• _SHORT TASK_: Pull out every line containing the string "those".

• _INPUT DATA_:
───
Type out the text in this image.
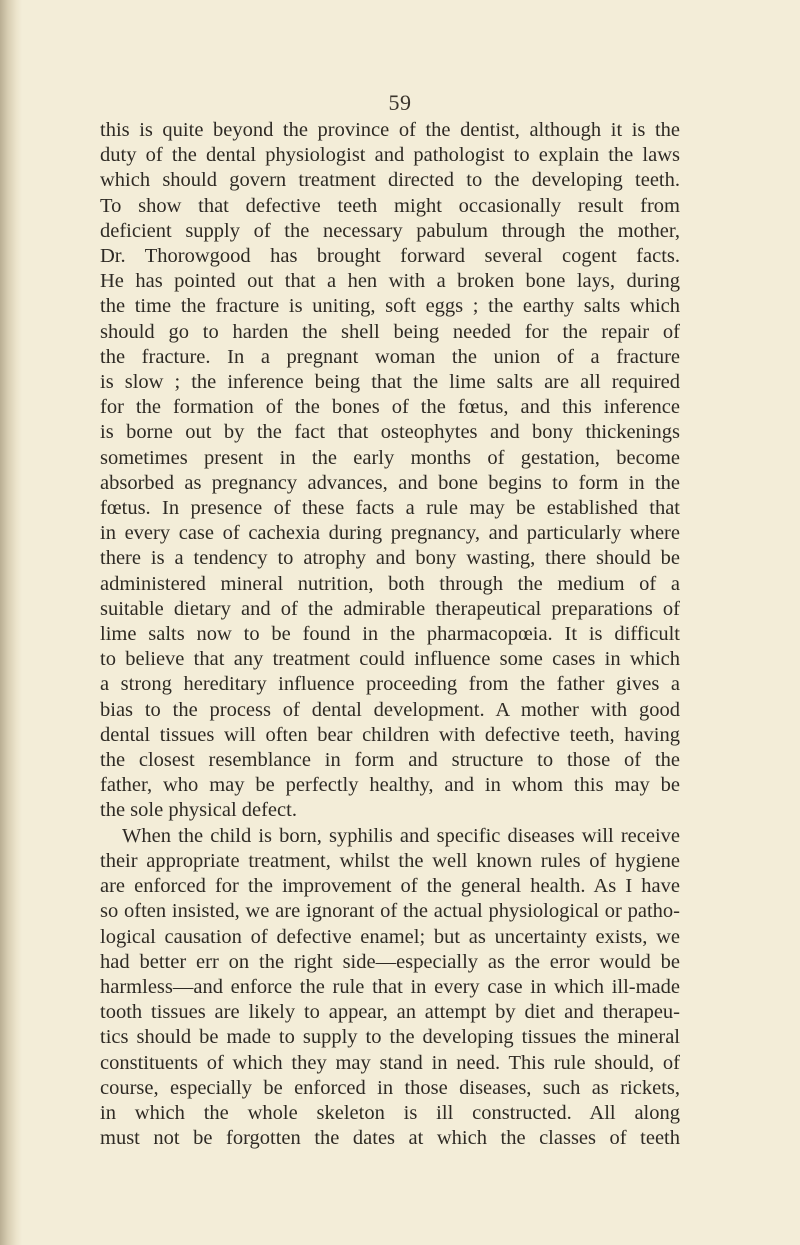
59
this is quite beyond the province of the dentist, although it is the
duty of the dental physiologist and pathologist to explain the laws
which should govern treatment directed to the developing teeth.
To show that defective teeth might occasionally result from
deficient supply of the necessary pabulum through the mother,
Dr. Thorowgood has brought forward several cogent facts.
He has pointed out that a hen with a broken bone lays, during
the time the fracture is uniting, soft eggs ; the earthy salts which
should go to harden the shell being needed for the repair of
the fracture. In a pregnant woman the union of a fracture
is slow ; the inference being that the lime salts are all required
for the formation of the bones of the fœtus, and this inference
is borne out by the fact that osteophytes and bony thickenings
sometimes present in the early months of gestation, become
absorbed as pregnancy advances, and bone begins to form in the
fœtus. In presence of these facts a rule may be established that
in every case of cachexia during pregnancy, and particularly where
there is a tendency to atrophy and bony wasting, there should be
administered mineral nutrition, both through the medium of a
suitable dietary and of the admirable therapeutical preparations of
lime salts now to be found in the pharmacopœia. It is difficult
to believe that any treatment could influence some cases in which
a strong hereditary influence proceeding from the father gives a
bias to the process of dental development. A mother with good
dental tissues will often bear children with defective teeth, having
the closest resemblance in form and structure to those of the
father, who may be perfectly healthy, and in whom this may be
the sole physical defect.
When the child is born, syphilis and specific diseases will receive
their appropriate treatment, whilst the well known rules of hygiene
are enforced for the improvement of the general health. As I have
so often insisted, we are ignorant of the actual physiological or patho-
logical causation of defective enamel; but as uncertainty exists, we
had better err on the right side—especially as the error would be
harmless—and enforce the rule that in every case in which ill-made
tooth tissues are likely to appear, an attempt by diet and therapeu-
tics should be made to supply to the developing tissues the mineral
constituents of which they may stand in need. This rule should, of
course, especially be enforced in those diseases, such as rickets,
in which the whole skeleton is ill constructed. All along
must not be forgotten the dates at which the classes of teeth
───
• _ANSWER BELOW_:
the closest resemblance in form and structure to those of the
course, especially be enforced in those diseases, such as rickets,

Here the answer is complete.